WORK INSTRUCTIONS: Reproduce all of the data exactly, with no line skipped.

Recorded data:
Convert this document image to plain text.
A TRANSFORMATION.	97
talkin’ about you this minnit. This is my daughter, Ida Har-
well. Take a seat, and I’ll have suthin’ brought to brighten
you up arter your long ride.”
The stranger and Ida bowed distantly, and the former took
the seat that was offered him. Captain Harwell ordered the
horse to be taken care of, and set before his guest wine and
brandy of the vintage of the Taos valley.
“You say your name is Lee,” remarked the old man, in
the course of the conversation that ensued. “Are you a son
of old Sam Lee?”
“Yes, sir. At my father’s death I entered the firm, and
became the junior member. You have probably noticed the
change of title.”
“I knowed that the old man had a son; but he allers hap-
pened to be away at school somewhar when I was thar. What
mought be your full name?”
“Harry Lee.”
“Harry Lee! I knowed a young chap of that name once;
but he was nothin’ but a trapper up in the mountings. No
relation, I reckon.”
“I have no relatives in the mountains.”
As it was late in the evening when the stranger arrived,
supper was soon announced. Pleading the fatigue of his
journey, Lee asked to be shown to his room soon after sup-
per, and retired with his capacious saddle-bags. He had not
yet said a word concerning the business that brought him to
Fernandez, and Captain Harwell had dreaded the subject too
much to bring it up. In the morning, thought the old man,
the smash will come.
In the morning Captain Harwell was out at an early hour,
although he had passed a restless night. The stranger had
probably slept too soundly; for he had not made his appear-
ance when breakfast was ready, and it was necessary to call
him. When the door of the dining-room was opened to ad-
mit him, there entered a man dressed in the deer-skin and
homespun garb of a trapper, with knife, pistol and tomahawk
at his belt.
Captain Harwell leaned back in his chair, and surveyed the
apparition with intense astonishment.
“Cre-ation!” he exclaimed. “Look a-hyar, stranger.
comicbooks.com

RESULT OF THE EXERCISE:
Convert this document image to plain text.
A TRANSFORMATION.	97
talkin’ about you this minnit. This is my daughter, Ida Har-
well. Take a seat, and I’ll have suthin’ brought to brighten
you up arter your long ride.”
The stranger and Ida bowed distantly, and the former took
the seat that was offered him. Captain Harwell ordered the
horse to be taken care of, and set before his guest wine and
brandy of the vintage of the Taos valley.
“You say your name is Lee,” remarked the old man, in
the course of the conversation that ensued. “Are you a son
of old Sam Lee?”
“Yes, sir. At my father’s death I entered the firm, and
became the junior member. You have probably noticed the
change of title.”
“I knowed that the old man had a son; but he allers hap-
pened to be away at school somewhar when I was thar. What
mought be your full name?”
“Harry Lee.”
“Harry Lee! I knowed a young chap of that name once;
but he was nothin’ but a trapper up in the mountings. No
relation, I reckon.”
“I have no relatives in the mountains.”
As it was late in the evening when the stranger arrived,
supper was soon announced. Pleading the fatigue of his
journey, Lee asked to be shown to his room soon after sup-
per, and retired with his capacious saddle-bags. He had not
yet said a word concerning the business that brought him to
Fernandez, and Captain Harwell had dreaded the subject too
much to bring it up. In the morning, thought the old man,
the smash will come.
In the morning Captain Harwell was out at an early hour,
although he had passed a restless night. The stranger had
probably slept too soundly; for he had not made his appear-
ance when breakfast was ready, and it was necessary to call
him. When the door of the dining-room was opened to ad-
mit him, there entered a man dressed in the deer-skin and
homespun garb of a trapper, with knife, pistol and tomahawk
at his belt.
Captain Harwell leaned back in his chair, and surveyed the
apparition with intense astonishment.
“Cre-ation!” he exclaimed. “Look a-hyar, stranger.
comicbooks.com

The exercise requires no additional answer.